───── Available records ─────

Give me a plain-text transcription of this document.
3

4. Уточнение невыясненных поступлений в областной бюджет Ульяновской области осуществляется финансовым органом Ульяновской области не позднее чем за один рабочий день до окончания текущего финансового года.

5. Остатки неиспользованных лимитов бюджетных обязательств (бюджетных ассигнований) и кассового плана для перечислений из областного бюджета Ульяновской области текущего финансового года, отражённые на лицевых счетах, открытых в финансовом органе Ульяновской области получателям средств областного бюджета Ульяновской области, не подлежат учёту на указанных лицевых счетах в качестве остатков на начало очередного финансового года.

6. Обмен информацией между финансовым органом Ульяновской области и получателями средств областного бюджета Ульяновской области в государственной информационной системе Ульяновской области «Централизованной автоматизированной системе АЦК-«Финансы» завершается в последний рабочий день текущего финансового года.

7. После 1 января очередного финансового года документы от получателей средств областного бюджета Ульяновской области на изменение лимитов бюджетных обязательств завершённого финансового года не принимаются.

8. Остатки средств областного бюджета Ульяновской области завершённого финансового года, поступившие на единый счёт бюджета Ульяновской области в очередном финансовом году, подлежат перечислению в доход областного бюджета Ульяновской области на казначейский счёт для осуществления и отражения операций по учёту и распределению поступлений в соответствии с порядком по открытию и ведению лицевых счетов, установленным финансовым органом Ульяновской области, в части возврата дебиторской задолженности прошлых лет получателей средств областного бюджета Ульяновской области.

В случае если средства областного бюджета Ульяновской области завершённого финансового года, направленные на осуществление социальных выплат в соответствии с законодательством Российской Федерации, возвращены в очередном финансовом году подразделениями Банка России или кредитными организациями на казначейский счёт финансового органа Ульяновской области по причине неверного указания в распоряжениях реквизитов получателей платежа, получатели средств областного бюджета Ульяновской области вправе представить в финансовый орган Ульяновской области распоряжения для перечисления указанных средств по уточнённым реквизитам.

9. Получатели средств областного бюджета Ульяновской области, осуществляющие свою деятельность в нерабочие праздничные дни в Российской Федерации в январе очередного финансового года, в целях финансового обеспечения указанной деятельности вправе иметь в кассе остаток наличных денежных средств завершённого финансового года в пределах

─────
───── Available records ─────

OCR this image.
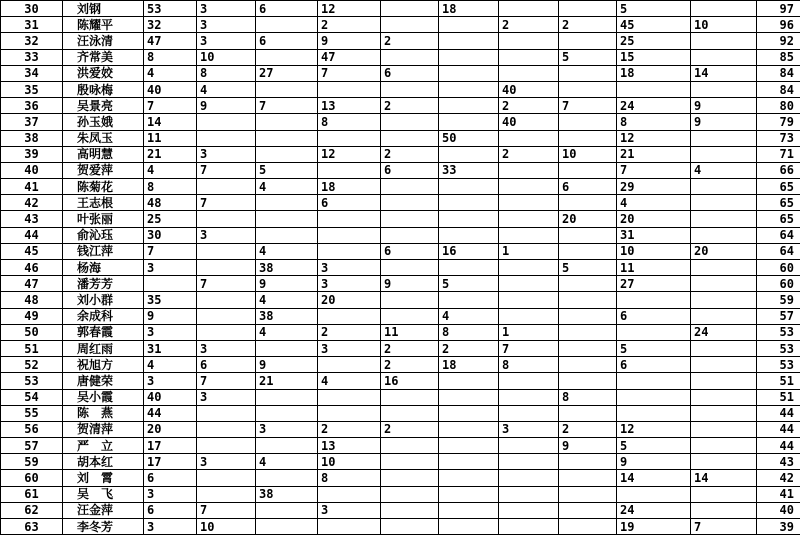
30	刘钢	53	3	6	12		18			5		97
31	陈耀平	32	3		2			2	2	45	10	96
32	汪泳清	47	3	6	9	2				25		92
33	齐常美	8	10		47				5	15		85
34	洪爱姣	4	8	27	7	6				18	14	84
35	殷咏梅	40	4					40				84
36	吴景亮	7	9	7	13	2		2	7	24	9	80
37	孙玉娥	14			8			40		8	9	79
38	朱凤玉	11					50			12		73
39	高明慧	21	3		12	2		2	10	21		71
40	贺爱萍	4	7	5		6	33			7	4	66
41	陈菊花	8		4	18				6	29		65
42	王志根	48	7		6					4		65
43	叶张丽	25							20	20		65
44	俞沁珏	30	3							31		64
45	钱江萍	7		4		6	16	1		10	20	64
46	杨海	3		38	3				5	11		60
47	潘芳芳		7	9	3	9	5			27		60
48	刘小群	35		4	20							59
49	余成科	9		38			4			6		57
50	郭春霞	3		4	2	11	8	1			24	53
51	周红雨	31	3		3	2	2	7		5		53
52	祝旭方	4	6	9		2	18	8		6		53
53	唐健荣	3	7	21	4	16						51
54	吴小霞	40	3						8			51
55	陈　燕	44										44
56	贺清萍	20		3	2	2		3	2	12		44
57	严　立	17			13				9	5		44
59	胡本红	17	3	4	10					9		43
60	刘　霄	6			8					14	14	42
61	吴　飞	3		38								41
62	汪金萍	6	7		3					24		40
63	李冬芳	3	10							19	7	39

─────
───── Available records ─────

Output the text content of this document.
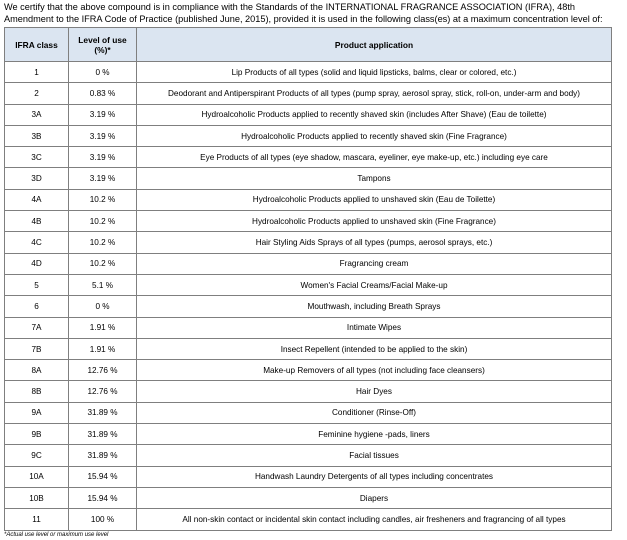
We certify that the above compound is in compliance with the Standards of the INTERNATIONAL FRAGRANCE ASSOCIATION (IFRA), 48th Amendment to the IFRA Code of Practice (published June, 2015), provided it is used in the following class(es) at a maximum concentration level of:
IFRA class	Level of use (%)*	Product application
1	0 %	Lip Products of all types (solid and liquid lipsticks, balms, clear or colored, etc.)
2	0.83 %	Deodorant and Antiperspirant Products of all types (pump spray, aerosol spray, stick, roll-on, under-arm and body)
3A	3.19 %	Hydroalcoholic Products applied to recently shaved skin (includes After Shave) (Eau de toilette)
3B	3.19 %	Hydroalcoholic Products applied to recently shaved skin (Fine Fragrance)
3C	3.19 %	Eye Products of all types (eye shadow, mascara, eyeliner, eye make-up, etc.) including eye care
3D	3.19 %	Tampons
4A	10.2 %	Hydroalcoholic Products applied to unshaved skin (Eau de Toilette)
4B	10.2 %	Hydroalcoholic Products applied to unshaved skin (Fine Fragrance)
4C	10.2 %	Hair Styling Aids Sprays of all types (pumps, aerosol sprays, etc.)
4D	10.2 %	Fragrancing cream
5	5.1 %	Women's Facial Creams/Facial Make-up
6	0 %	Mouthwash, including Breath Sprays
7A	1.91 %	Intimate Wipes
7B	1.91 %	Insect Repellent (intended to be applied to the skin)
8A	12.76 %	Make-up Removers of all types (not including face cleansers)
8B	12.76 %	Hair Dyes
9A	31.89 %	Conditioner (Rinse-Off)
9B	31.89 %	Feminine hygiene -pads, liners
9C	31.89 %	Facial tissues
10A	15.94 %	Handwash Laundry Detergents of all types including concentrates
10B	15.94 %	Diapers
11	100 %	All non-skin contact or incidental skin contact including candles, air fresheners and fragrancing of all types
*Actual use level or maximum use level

─────

Your instructions = Find the word "document" in the entries, and copy every line it shows up in.

Correct answer =
Give me a plain-text transcription of this document.
Output the text content of this document.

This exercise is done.